* Stored items:
-- begin --

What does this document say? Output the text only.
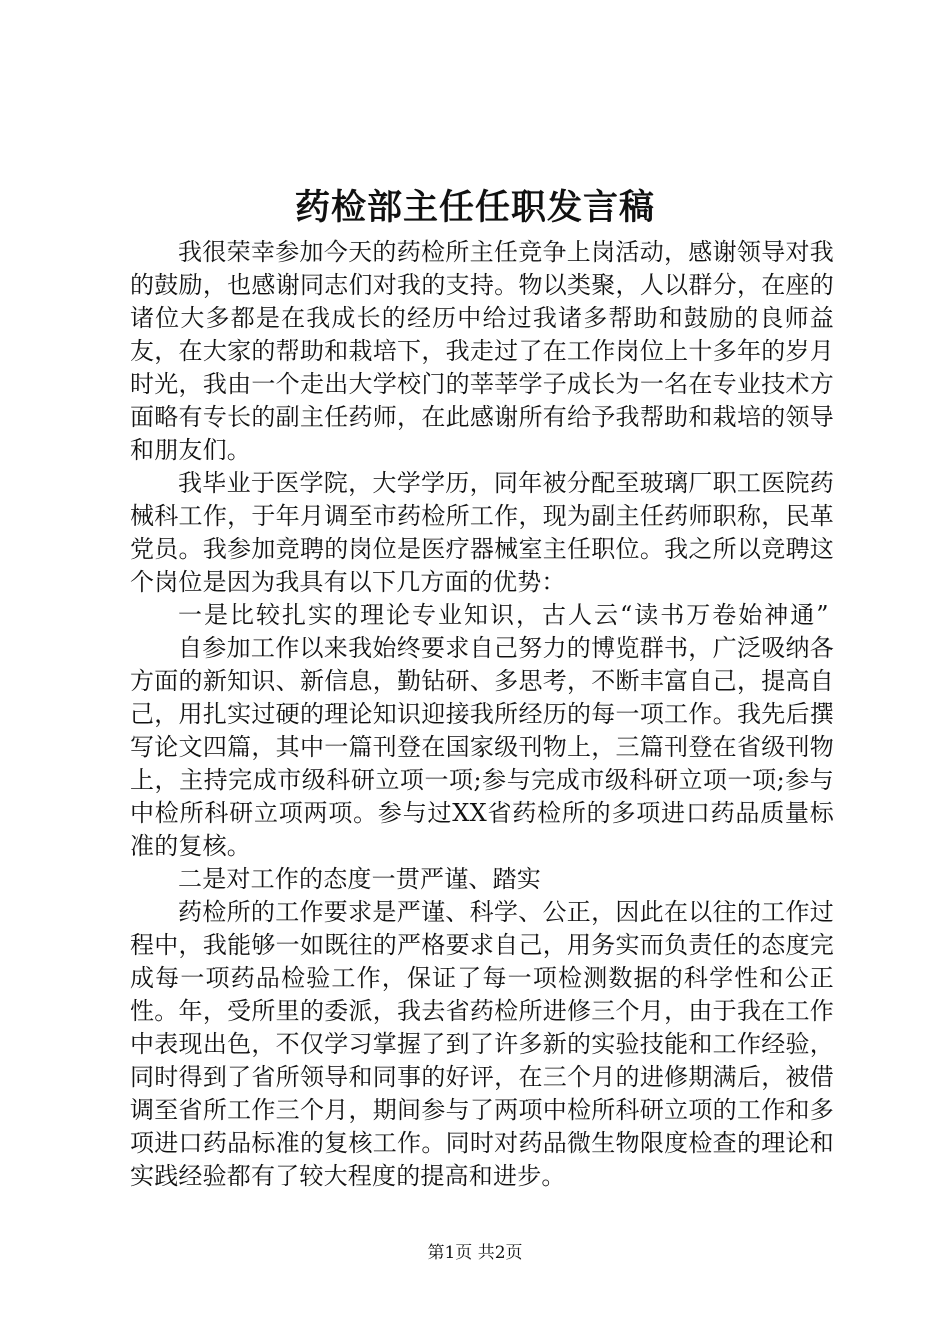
药检部主任任职发言稿

我很荣幸参加今天的药检所主任竞争上岗活动，感谢领导对我的鼓励，也感谢同志们对我的支持。物以类聚，人以群分，在座的诸位大多都是在我成长的经历中给过我诸多帮助和鼓励的良师益友，在大家的帮助和栽培下，我走过了在工作岗位上十多年的岁月时光，我由一个走出大学校门的莘莘学子成长为一名在专业技术方面略有专长的副主任药师，在此感谢所有给予我帮助和栽培的领导和朋友们。

我毕业于医学院，大学学历，同年被分配至玻璃厂职工医院药械科工作，于年月调至市药检所工作，现为副主任药师职称，民革党员。我参加竞聘的岗位是医疗器械室主任职位。我之所以竞聘这个岗位是因为我具有以下几方面的优势：

一是比较扎实的理论专业知识，古人云“读书万卷始神通”

自参加工作以来我始终要求自己努力的博览群书，广泛吸纳各方面的新知识、新信息，勤钻研、多思考，不断丰富自己，提高自己，用扎实过硬的理论知识迎接我所经历的每一项工作。我先后撰写论文四篇，其中一篇刊登在国家级刊物上，三篇刊登在省级刊物上，主持完成市级科研立项一项;参与完成市级科研立项一项;参与中检所科研立项两项。参与过XX省药检所的多项进口药品质量标准的复核。

二是对工作的态度一贯严谨、踏实

药检所的工作要求是严谨、科学、公正，因此在以往的工作过程中，我能够一如既往的严格要求自己，用务实而负责任的态度完成每一项药品检验工作，保证了每一项检测数据的科学性和公正性。年，受所里的委派，我去省药检所进修三个月，由于我在工作中表现出色，不仅学习掌握了到了许多新的实验技能和工作经验，同时得到了省所领导和同事的好评，在三个月的进修期满后，被借调至省所工作三个月，期间参与了两项中检所科研立项的工作和多项进口药品标准的复核工作。同时对药品微生物限度检查的理论和实践经验都有了较大程度的提高和进步。

第1页 共2页
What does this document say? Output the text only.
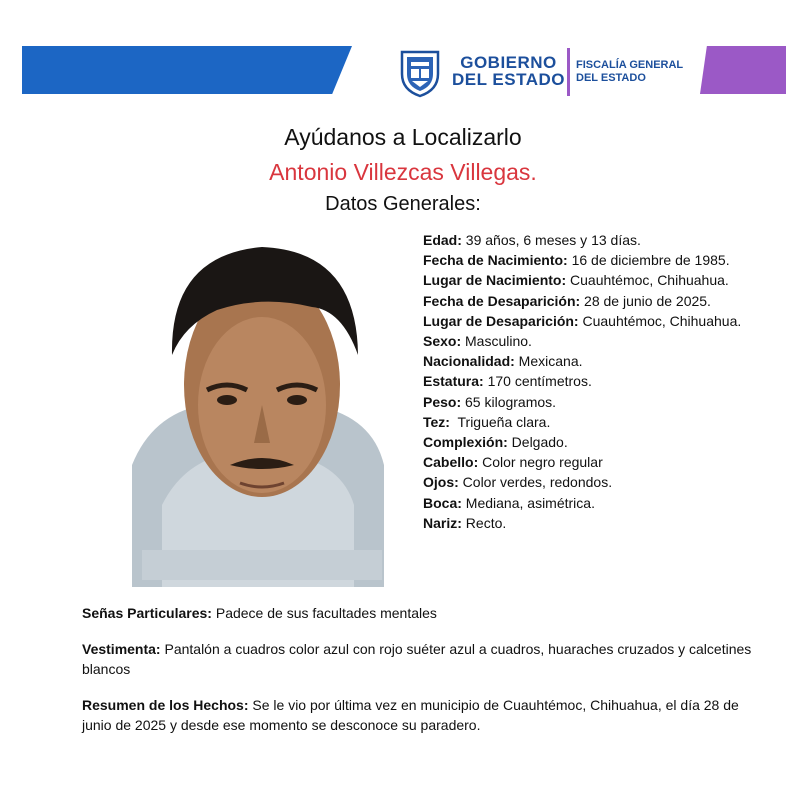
GOBIERNO
DEL ESTADO
FISCALÍA GENERAL
DEL ESTADO
Ayúdanos a Localizarlo
Antonio Villezcas Villegas.
Datos Generales:

Edad: 39 años, 6 meses y 13 días.

Fecha de Nacimiento: 16 de diciembre de 1985.

Lugar de Nacimiento: Cuauhtémoc, Chihuahua.

Fecha de Desaparición: 28 de junio de 2025.

Lugar de Desaparición: Cuauhtémoc, Chihuahua.

Sexo: Masculino.

Nacionalidad: Mexicana.

Estatura: 170 centímetros.

Peso: 65 kilogramos.

Tez:  Trigueña clara.

Complexión: Delgado.

Cabello: Color negro regular

Ojos: Color verdes, redondos.

Boca: Mediana, asimétrica.

Nariz: Recto.

Señas Particulares: Padece de sus facultades mentales

Vestimenta: Pantalón a cuadros color azul con rojo suéter azul a cuadros, huaraches cruzados y calcetines blancos

Resumen de los Hechos: Se le vio por última vez en municipio de Cuauhtémoc, Chihuahua, el día 28 de junio de 2025 y desde ese momento se desconoce su paradero.
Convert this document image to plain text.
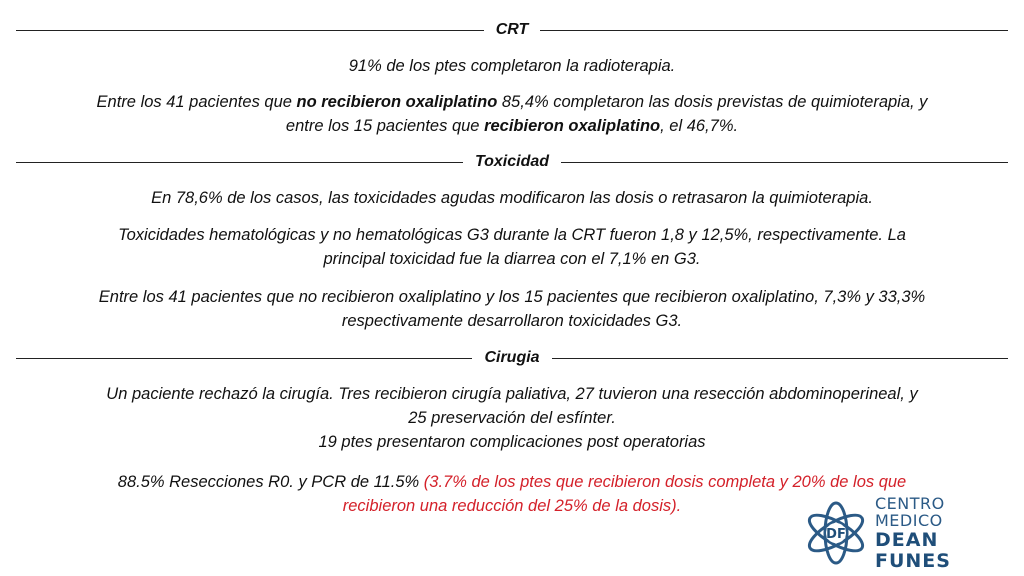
CRT

91% de los ptes completaron la radioterapia.

Entre los 41 pacientes que no recibieron oxaliplatino 85,4% completaron las dosis previstas de quimioterapia, y
entre los 15 pacientes que recibieron oxaliplatino, el 46,7%.

Toxicidad

En 78,6% de los casos, las toxicidades agudas modificaron las dosis o retrasaron la quimioterapia.

Toxicidades hematológicas y no hematológicas G3 durante la CRT fueron 1,8 y 12,5%, respectivamente. La
principal toxicidad fue la diarrea con el 7,1% en G3.

Entre los 41 pacientes que no recibieron oxaliplatino y los 15 pacientes que recibieron oxaliplatino, 7,3% y 33,3%
respectivamente desarrollaron toxicidades G3.

Cirugia

Un paciente rechazó la cirugía. Tres recibieron cirugía paliativa, 27 tuvieron una resección abdominoperineal, y
25 preservación del esfínter.
19 ptes presentaron complicaciones post operatorias

88.5% Resecciones R0. y PCR de 11.5% (3.7% de los ptes que recibieron dosis completa y 20% de los que
recibieron una reducción del 25% de la dosis).

DF
CENTRO MEDICO
DEAN FUNES
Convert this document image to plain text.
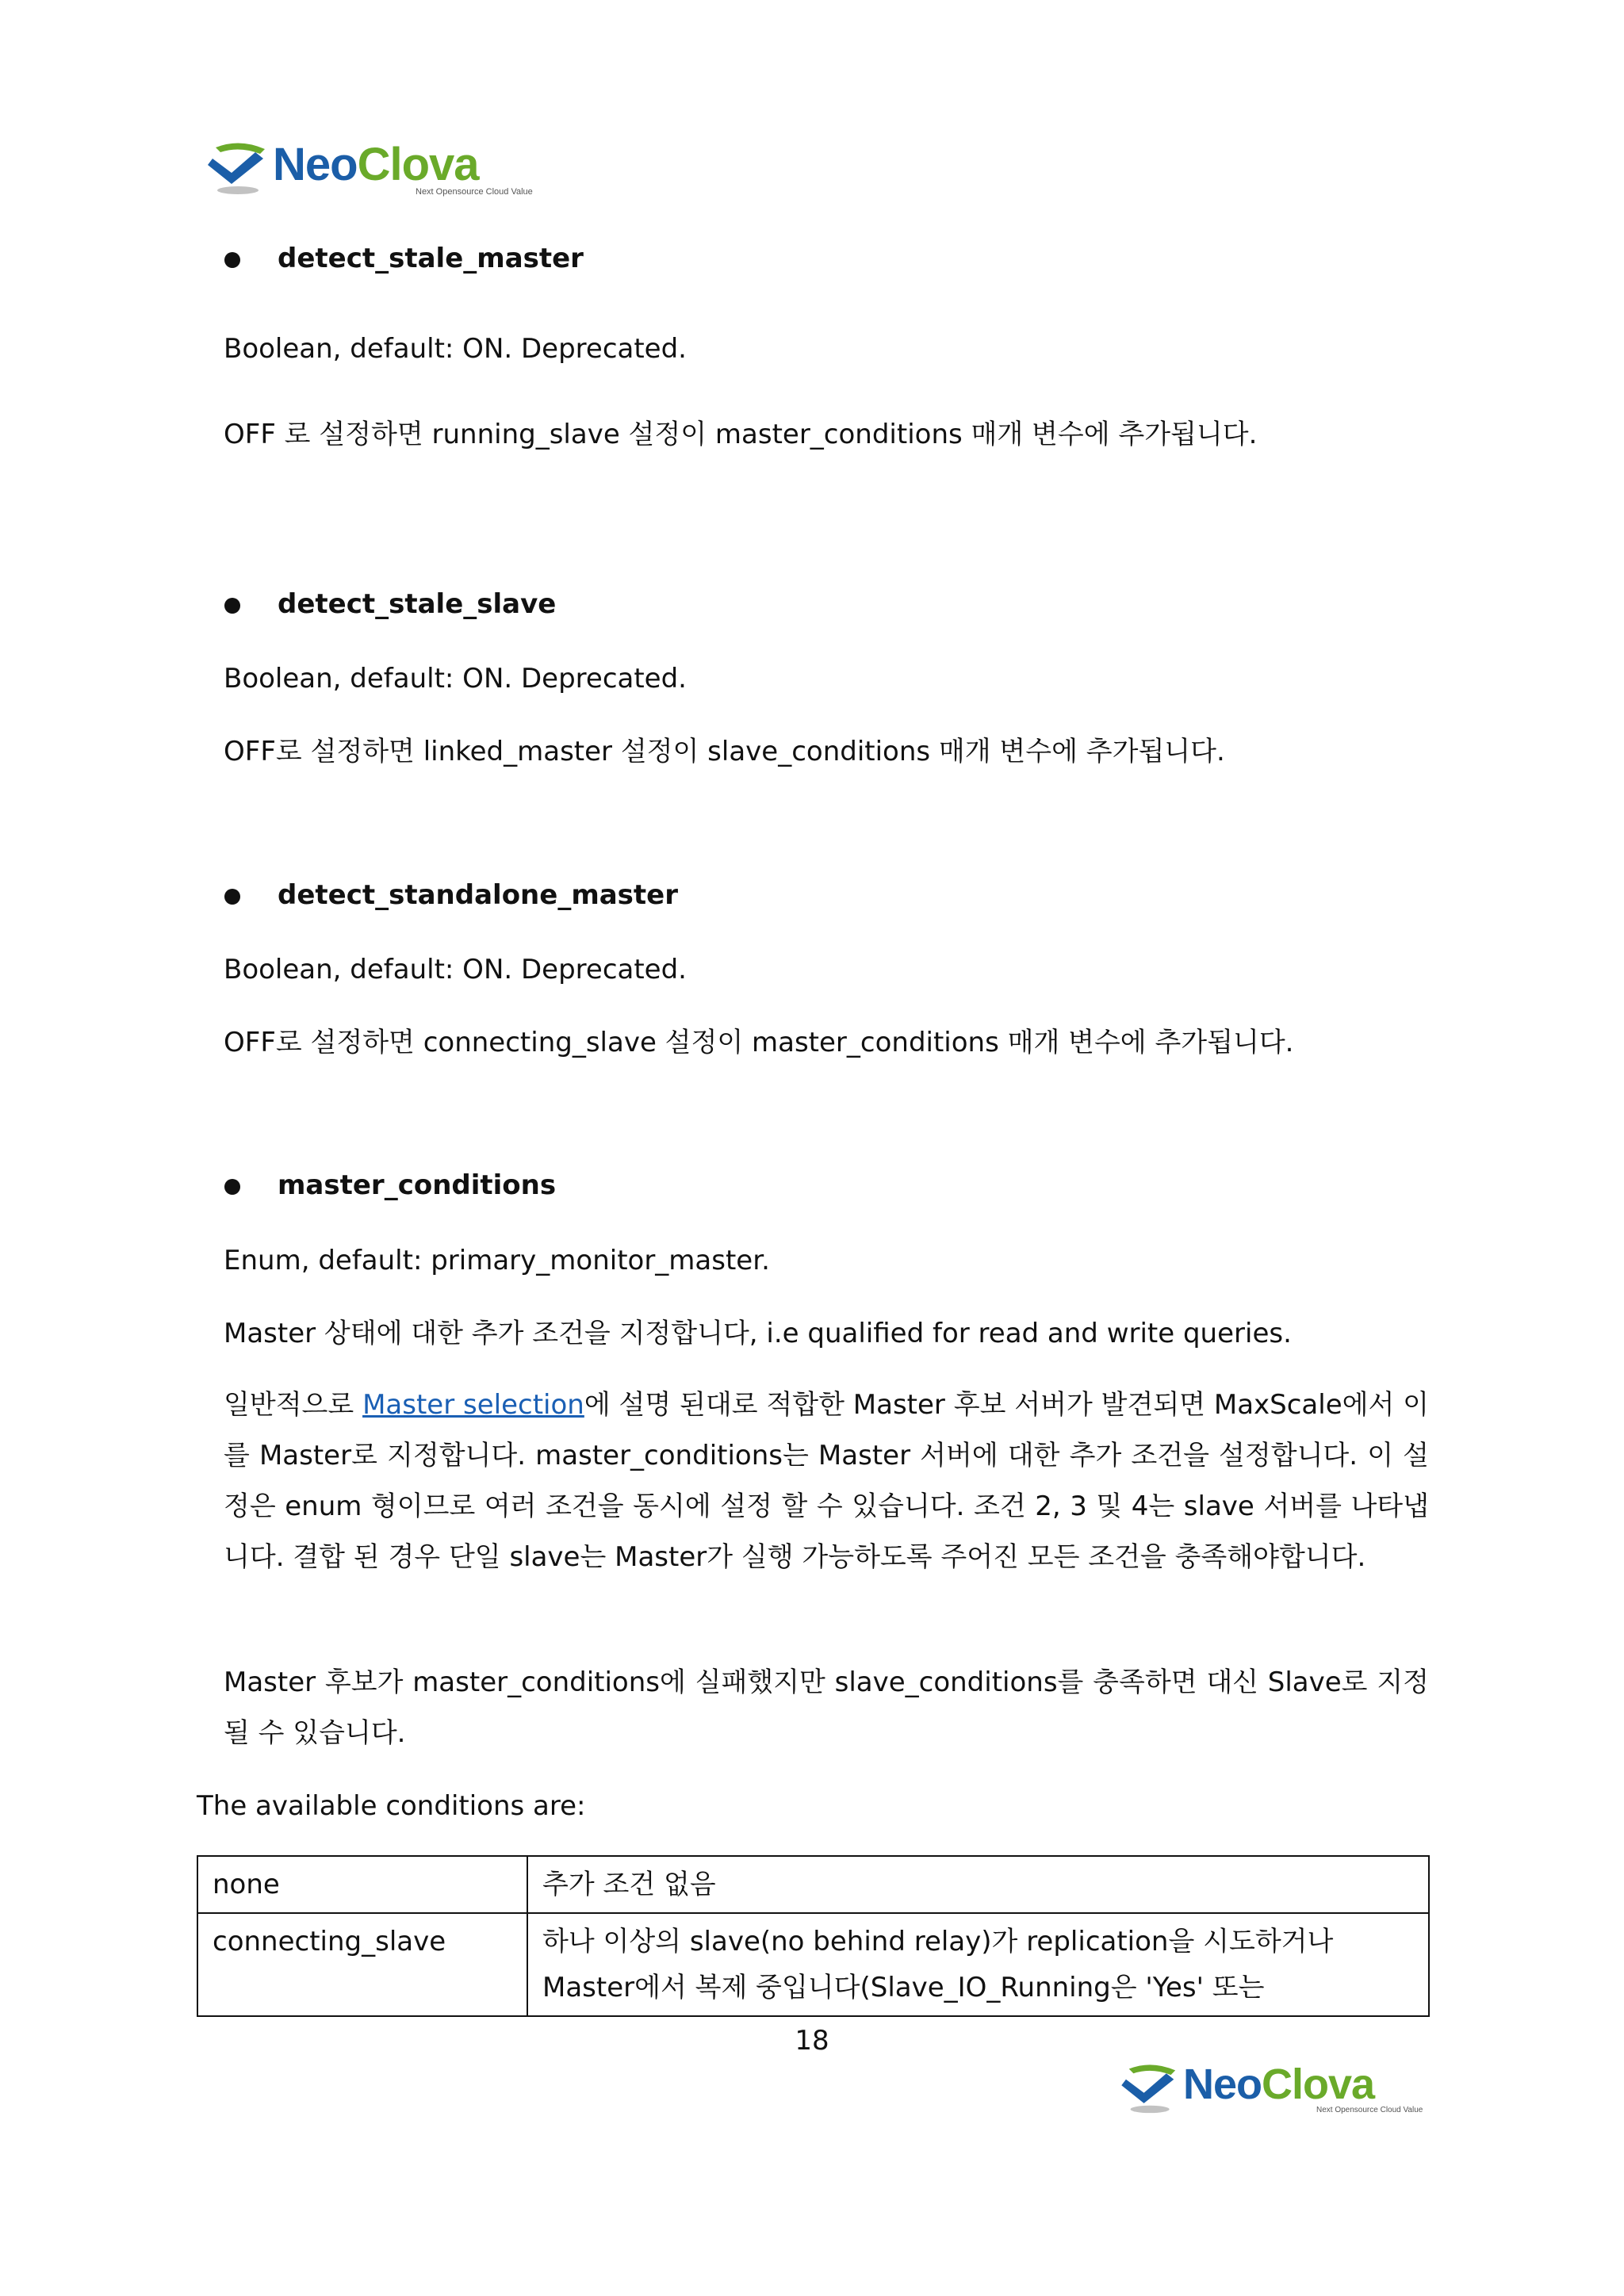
NeoClova
Next Opensource Cloud Value
detect_stale_master
Boolean, default: ON. Deprecated.
OFF 로 설정하면 running_slave 설정이 master_conditions 매개 변수에 추가됩니다.
detect_stale_slave
Boolean, default: ON. Deprecated.
OFF로 설정하면 linked_master 설정이 slave_conditions 매개 변수에 추가됩니다.
detect_standalone_master
Boolean, default: ON. Deprecated.
OFF로 설정하면 connecting_slave 설정이 master_conditions 매개 변수에 추가됩니다.
master_conditions
Enum, default: primary_monitor_master.
Master 상태에 대한 추가 조건을 지정합니다, i.e qualified for read and write queries.
일반적으로 Master selection에 설명 된대로 적합한 Master 후보 서버가 발견되면 MaxScale에서 이를 Master로 지정합니다. master_conditions는 Master 서버에 대한 추가 조건을 설정합니다. 이 설정은 enum 형이므로 여러 조건을 동시에 설정 할 수 있습니다. 조건 2, 3 및 4는 slave 서버를 나타냅니다. 결합 된 경우 단일 slave는 Master가 실행 가능하도록 주어진 모든 조건을 충족해야합니다.
Master 후보가 master_conditions에 실패했지만 slave_conditions를 충족하면 대신 Slave로 지정될 수 있습니다.
The available conditions are:
none	추가 조건 없음
connecting_slave	하나 이상의 slave(no behind relay)가 replication을 시도하거나
Master에서 복제 중입니다(Slave_IO_Running은 'Yes' 또는
18
NeoClova
Next Opensource Cloud Value
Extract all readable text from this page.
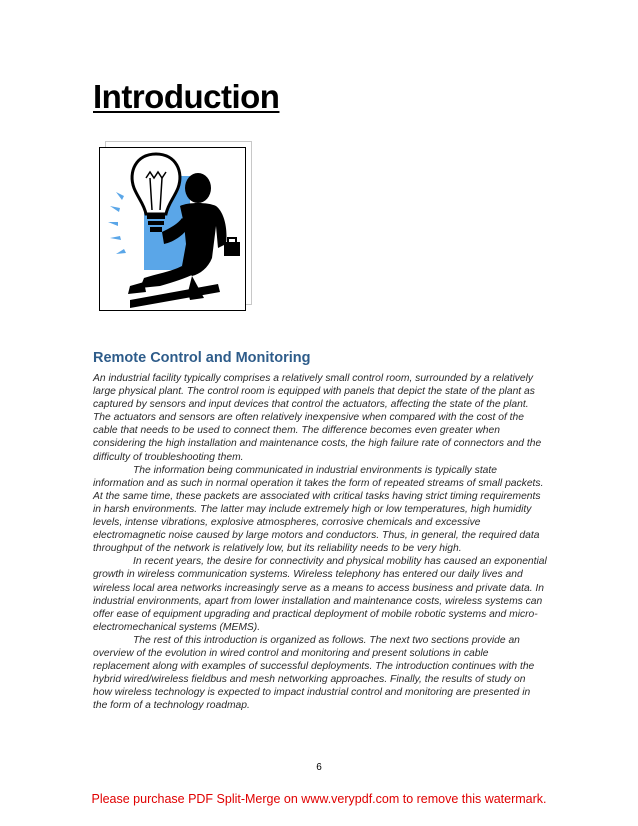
Introduction
Remote Control and Monitoring

An industrial facility typically comprises a relatively small control room, surrounded by a relatively large physical plant. The control room is equipped with panels that depict the state of the plant as captured by sensors and input devices that control the actuators, affecting the state of the plant. The actuators and sensors are often relatively inexpensive when compared with the cost of the cable that needs to be used to connect them. The difference becomes even greater when considering the high installation and maintenance costs, the high failure rate of connectors and the difficulty of troubleshooting them.

The information being communicated in industrial environments is typically state information and as such in normal operation it takes the form of repeated streams of small packets. At the same time, these packets are associated with critical tasks having strict timing requirements in harsh environments. The latter may include extremely high or low temperatures, high humidity levels, intense vibrations, explosive atmospheres, corrosive chemicals and excessive electromagnetic noise caused by large motors and conductors. Thus, in general, the required data throughput of the network is relatively low, but its reliability needs to be very high.

In recent years, the desire for connectivity and physical mobility has caused an exponential growth in wireless communication systems. Wireless telephony has entered our daily lives and wireless local area networks increasingly serve as a means to access business and private data. In industrial environments, apart from lower installation and maintenance costs, wireless systems can offer ease of equipment upgrading and practical deployment of mobile robotic systems and micro-electromechanical systems (MEMS).

The rest of this introduction is organized as follows. The next two sections provide an overview of the evolution in wired control and monitoring and present solutions in cable replacement along with examples of successful deployments. The introduction continues with the hybrid wired/wireless fieldbus and mesh networking approaches. Finally, the results of study on how wireless technology is expected to impact industrial control and monitoring are presented in the form of a technology roadmap.

6
Please purchase PDF Split-Merge on www.verypdf.com to remove this watermark.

-- end --

* To do: From the data above, copy out every line with the string "oxaliplatino" in it.

* Solved exercise:
Entre los 41 pacientes que no recibieron oxaliplatino 85,4% completaron las dosis previstas de quimioterapia, y
entre los 15 pacientes que recibieron oxaliplatino, el 46,7%.
Entre los 41 pacientes que no recibieron oxaliplatino y los 15 pacientes que recibieron oxaliplatino, 7,3% y 33,3%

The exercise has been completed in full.